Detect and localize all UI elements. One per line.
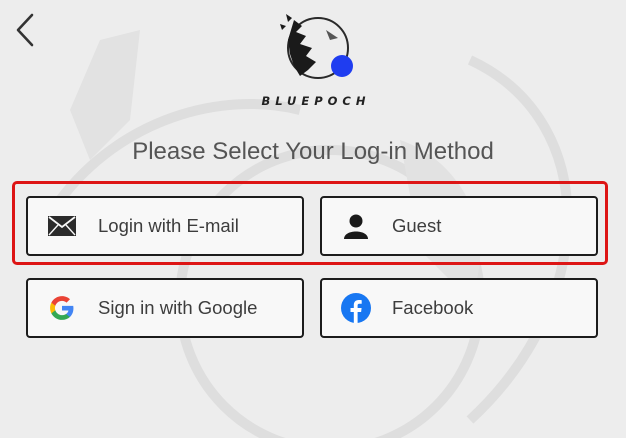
page-title: Please Select Your Log-in Method: [132, 138, 494, 165]
facebook-icon: [340, 292, 372, 324]
facebook-login-button[interactable]: Facebook: [320, 278, 598, 338]
login-email-button[interactable]: Login with E-mail: [26, 196, 304, 256]
google-icon: [46, 292, 78, 324]
person-icon: [340, 210, 372, 242]
facebook-login-label: Facebook: [392, 297, 474, 318]
chevron-left-icon: [16, 13, 34, 47]
login-email-label: Login with E-mail: [98, 215, 239, 236]
guest-login-button[interactable]: Guest: [320, 196, 598, 256]
logo-text: BLUEPOCH: [261, 94, 371, 108]
envelope-icon: [46, 210, 78, 242]
back-button[interactable]: [10, 12, 40, 48]
brand-logo: BLUEPOCH: [256, 10, 376, 110]
google-signin-button[interactable]: Sign in with Google: [26, 278, 304, 338]
guest-login-label: Guest: [392, 215, 442, 236]
bluepoch-logo-mark: [280, 14, 353, 79]
google-signin-label: Sign in with Google: [98, 297, 258, 318]
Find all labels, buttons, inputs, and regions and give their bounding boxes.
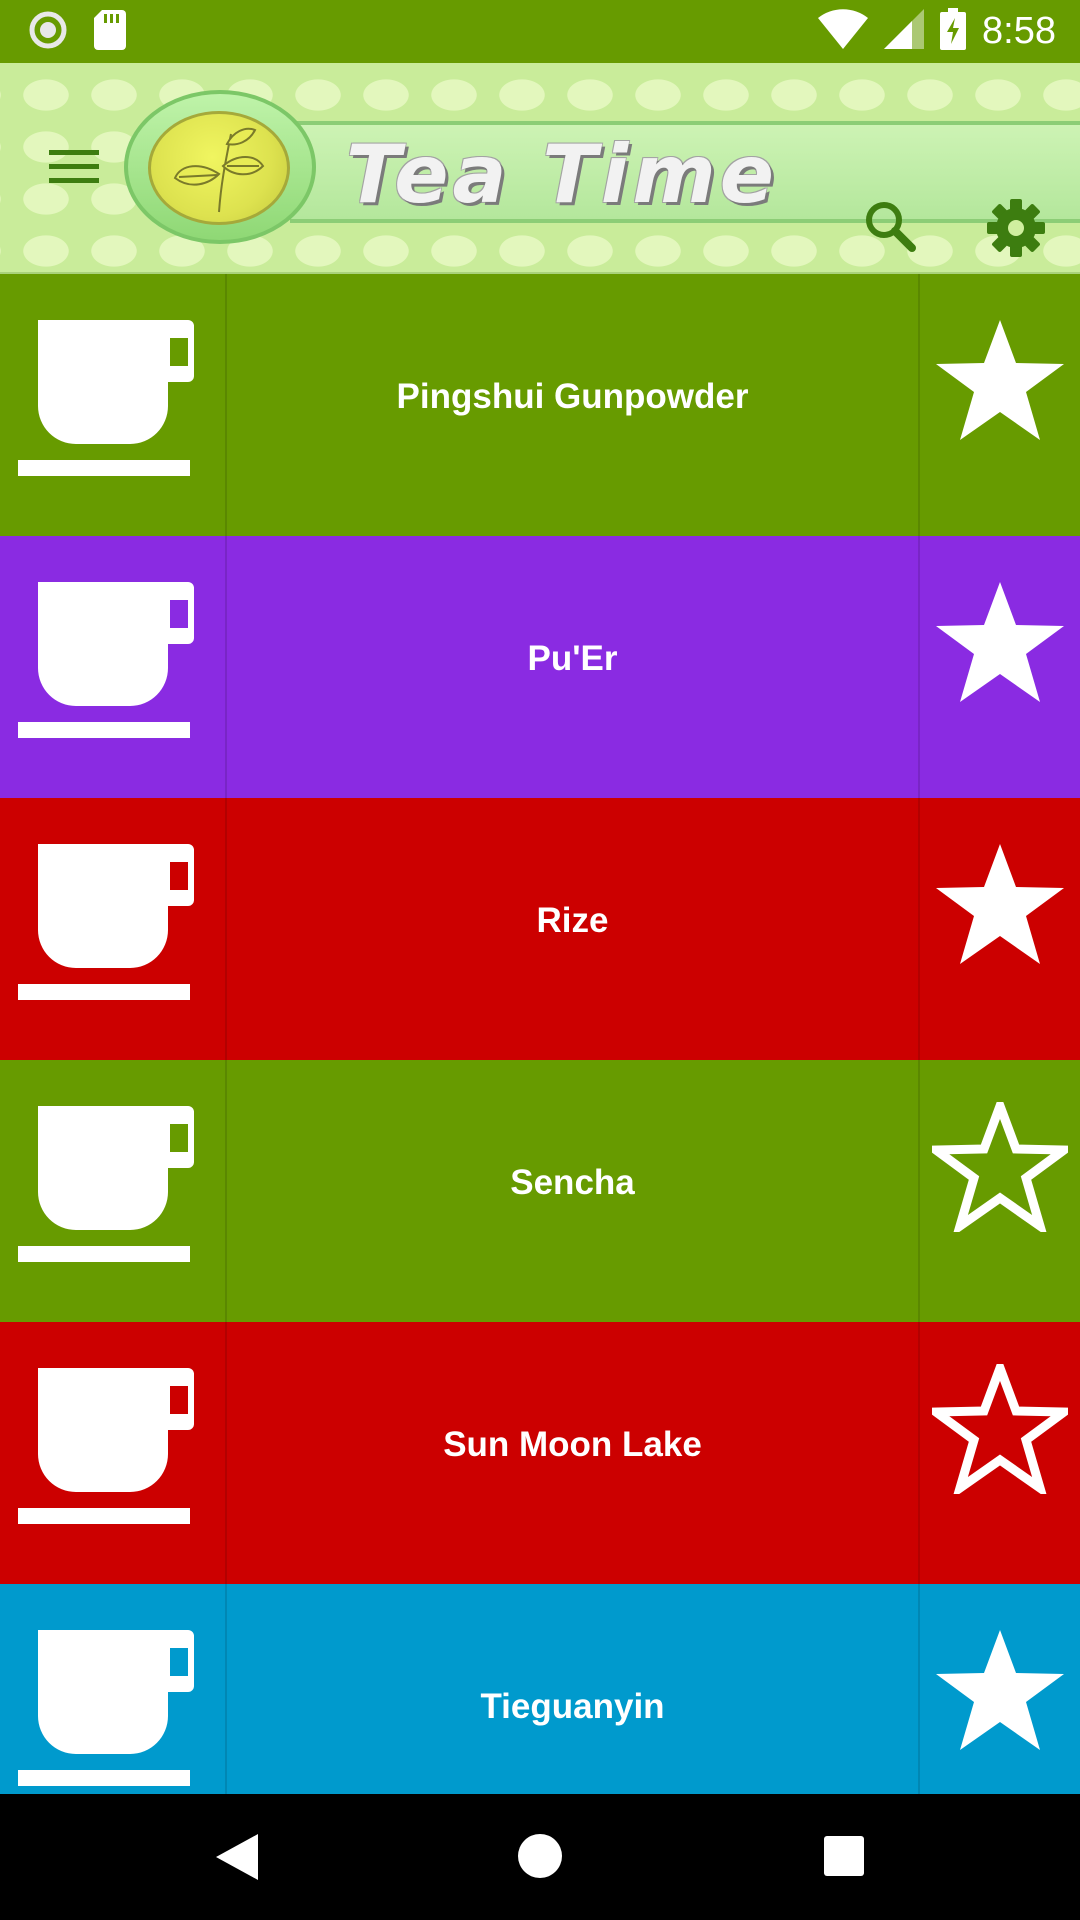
tea-list: Pingshui Gunpowder Pu'Er Rize Sencha Sun…	[0, 274, 1080, 1794]
tea-name-cell[interactable]: Rize	[227, 798, 920, 1060]
status-time: 8:58	[982, 9, 1056, 52]
tea-name-cell[interactable]: Tieguanyin	[227, 1584, 920, 1794]
tea-name-cell[interactable]: Pu'Er	[227, 536, 920, 798]
tea-list-item[interactable]: Tieguanyin	[0, 1584, 1080, 1794]
search-button[interactable]	[862, 198, 918, 254]
recents-icon[interactable]	[824, 1836, 864, 1876]
settings-icon	[987, 199, 1045, 257]
tea-list-item[interactable]: Pu'Er	[0, 536, 1080, 798]
tea-name-cell[interactable]: Sun Moon Lake	[227, 1322, 920, 1584]
tea-name-cell[interactable]: Sencha	[227, 1060, 920, 1322]
signal-icon	[884, 8, 925, 54]
navigation-bar	[0, 1794, 1080, 1920]
favorite-toggle[interactable]	[920, 1060, 1080, 1322]
favorite-toggle[interactable]	[920, 274, 1080, 536]
favorite-toggle[interactable]	[920, 1322, 1080, 1584]
tea-icon-cell	[0, 536, 227, 798]
tea-icon-cell	[0, 274, 227, 536]
back-icon	[216, 1834, 258, 1880]
favorite-star-icon	[936, 582, 1064, 702]
tea-name: Pingshui Gunpowder	[396, 377, 749, 416]
app-bar: Tea Time	[0, 63, 1080, 274]
tea-icon-cell	[0, 798, 227, 1060]
tea-leaf-logo-icon	[148, 111, 290, 225]
tea-cup-icon	[18, 1368, 194, 1524]
favorite-star-icon	[936, 1630, 1064, 1750]
home-icon[interactable]	[518, 1834, 562, 1878]
tea-cup-icon	[18, 844, 194, 1000]
tea-name: Pu'Er	[527, 639, 618, 678]
tea-cup-icon	[18, 1106, 194, 1262]
tea-list-item[interactable]: Sun Moon Lake	[0, 1322, 1080, 1584]
tea-icon-cell	[0, 1584, 227, 1794]
tea-name: Sencha	[510, 1163, 635, 1202]
status-bar: 8:58	[0, 0, 1080, 63]
tea-icon-cell	[0, 1322, 227, 1584]
tea-name-cell[interactable]: Pingshui Gunpowder	[227, 274, 920, 536]
favorite-star-icon	[932, 1102, 1068, 1232]
record-icon	[28, 10, 68, 55]
menu-icon	[49, 150, 99, 183]
tea-name: Sun Moon Lake	[443, 1425, 702, 1464]
back-button[interactable]	[212, 1832, 262, 1882]
tea-cup-icon	[18, 1630, 194, 1786]
tea-name: Rize	[536, 901, 609, 940]
tea-cup-icon	[18, 320, 194, 476]
favorite-star-icon	[936, 844, 1064, 964]
search-icon	[866, 202, 916, 252]
tea-list-item[interactable]: Pingshui Gunpowder	[0, 274, 1080, 536]
tea-icon-cell	[0, 1060, 227, 1322]
tea-cup-icon	[18, 582, 194, 738]
favorite-toggle[interactable]	[920, 798, 1080, 1060]
menu-button[interactable]	[44, 136, 104, 196]
wifi-icon	[818, 8, 869, 54]
tea-name: Tieguanyin	[480, 1687, 665, 1726]
favorite-toggle[interactable]	[920, 536, 1080, 798]
settings-button[interactable]	[986, 198, 1046, 258]
sd-card-icon	[94, 9, 126, 55]
tea-list-item[interactable]: Sencha	[0, 1060, 1080, 1322]
favorite-toggle[interactable]	[920, 1584, 1080, 1794]
favorite-star-icon	[936, 320, 1064, 440]
battery-charging-icon	[940, 7, 967, 55]
app-title: Tea Time	[346, 128, 778, 221]
tea-list-item[interactable]: Rize	[0, 798, 1080, 1060]
favorite-star-icon	[932, 1364, 1068, 1494]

» **TASK TO COMPLETE**
Put every line of the entries above into a numbered list, skipping blank lines and leaving out the pictures.

» **PROBLEM SOLUTION**
1. Detect and localize all UI elements. One per line.
2. page-title: Please Select Your Log-in Method: [132, 138, 494, 165]
3. facebook-icon: [340, 292, 372, 324]
4. facebook-login-button[interactable]: Facebook: [320, 278, 598, 338]
5. login-email-button[interactable]: Login with E-mail: [26, 196, 304, 256]
6. google-icon: [46, 292, 78, 324]
7. person-icon: [340, 210, 372, 242]
8. facebook-login-label: Facebook: [392, 297, 474, 318]
9. chevron-left-icon: [16, 13, 34, 47]
10. login-email-label: Login with E-mail: [98, 215, 239, 236]
11. guest-login-button[interactable]: Guest: [320, 196, 598, 256]
12. logo-text: BLUEPOCH: [261, 94, 371, 108]
13. envelope-icon: [46, 210, 78, 242]
14. back-button[interactable]: [10, 12, 40, 48]
15. brand-logo: BLUEPOCH: [256, 10, 376, 110]
16. google-signin-button[interactable]: Sign in with Google: [26, 278, 304, 338]
17. guest-login-label: Guest: [392, 215, 442, 236]
18. bluepoch-logo-mark: [280, 14, 353, 79]
19. google-signin-label: Sign in with Google: [98, 297, 258, 318]
20. Find all labels, buttons, inputs, and regions and give their bounding boxes.
21. tea-list: Pingshui Gunpowder Pu'Er Rize Sencha Sun…	[0, 274, 1080, 1794]
22. tea-name-cell[interactable]: Rize	[227, 798, 920, 1060]
23. status-time: 8:58	[982, 9, 1056, 52]
24. tea-name-cell[interactable]: Tieguanyin	[227, 1584, 920, 1794]
25. tea-name-cell[interactable]: Pu'Er	[227, 536, 920, 798]
26. tea-list-item[interactable]: Tieguanyin	[0, 1584, 1080, 1794]
27. search-button[interactable]	[862, 198, 918, 254]
28. recents-icon[interactable]	[824, 1836, 864, 1876]
29. settings-icon	[987, 199, 1045, 257]
30. tea-list-item[interactable]: Pu'Er	[0, 536, 1080, 798]
31. tea-name-cell[interactable]: Sun Moon Lake	[227, 1322, 920, 1584]
32. tea-name-cell[interactable]: Sencha	[227, 1060, 920, 1322]
33. signal-icon	[884, 8, 925, 54]
34. navigation-bar	[0, 1794, 1080, 1920]
35. favorite-toggle[interactable]	[920, 1060, 1080, 1322]
36. favorite-toggle[interactable]	[920, 274, 1080, 536]
37. favorite-toggle[interactable]	[920, 1322, 1080, 1584]
38. tea-icon-cell	[0, 536, 227, 798]
39. tea-icon-cell	[0, 274, 227, 536]
40. back-icon	[216, 1834, 258, 1880]
41. favorite-star-icon	[936, 582, 1064, 702]
42. tea-name: Pingshui Gunpowder	[396, 377, 749, 416]
43. app-bar: Tea Time	[0, 63, 1080, 274]
44. tea-icon-cell	[0, 798, 227, 1060]
45. tea-leaf-logo-icon	[148, 111, 290, 225]
46. tea-cup-icon	[18, 1368, 194, 1524]
47. favorite-star-icon	[936, 1630, 1064, 1750]
48. home-icon[interactable]	[518, 1834, 562, 1878]
49. tea-cup-icon	[18, 844, 194, 1000]
50. tea-name: Pu'Er	[527, 639, 618, 678]
51. tea-cup-icon	[18, 1106, 194, 1262]
52. tea-list-item[interactable]: Sun Moon Lake	[0, 1322, 1080, 1584]
53. tea-icon-cell	[0, 1584, 227, 1794]
54. tea-name: Sencha	[510, 1163, 635, 1202]
55. status-bar: 8:58	[0, 0, 1080, 63]
56. tea-icon-cell	[0, 1322, 227, 1584]
57. tea-name-cell[interactable]: Pingshui Gunpowder	[227, 274, 920, 536]
58. favorite-star-icon	[932, 1102, 1068, 1232]
59. record-icon	[28, 10, 68, 55]
60. menu-icon	[49, 150, 99, 183]
61. tea-name: Sun Moon Lake	[443, 1425, 702, 1464]
62. back-button[interactable]	[212, 1832, 262, 1882]
63. tea-cup-icon	[18, 1630, 194, 1786]
64. tea-name: Rize	[536, 901, 609, 940]
65. tea-cup-icon	[18, 320, 194, 476]
66. favorite-star-icon	[936, 844, 1064, 964]
67. search-icon	[866, 202, 916, 252]
68. tea-list-item[interactable]: Pingshui Gunpowder	[0, 274, 1080, 536]
69. tea-icon-cell	[0, 1060, 227, 1322]
70. tea-cup-icon	[18, 582, 194, 738]
71. favorite-toggle[interactable]	[920, 798, 1080, 1060]
72. menu-button[interactable]	[44, 136, 104, 196]
73. wifi-icon	[818, 8, 869, 54]
74. tea-name: Tieguanyin	[480, 1687, 665, 1726]
75. favorite-toggle[interactable]	[920, 536, 1080, 798]
76. settings-button[interactable]	[986, 198, 1046, 258]
77. sd-card-icon	[94, 9, 126, 55]
78. tea-list-item[interactable]: Sencha	[0, 1060, 1080, 1322]
79. favorite-toggle[interactable]	[920, 1584, 1080, 1794]
80. favorite-star-icon	[936, 320, 1064, 440]
81. battery-charging-icon	[940, 7, 967, 55]
82. app-title: Tea Time	[346, 128, 778, 221]
83. tea-list-item[interactable]: Rize	[0, 798, 1080, 1060]
84. favorite-star-icon	[932, 1364, 1068, 1494]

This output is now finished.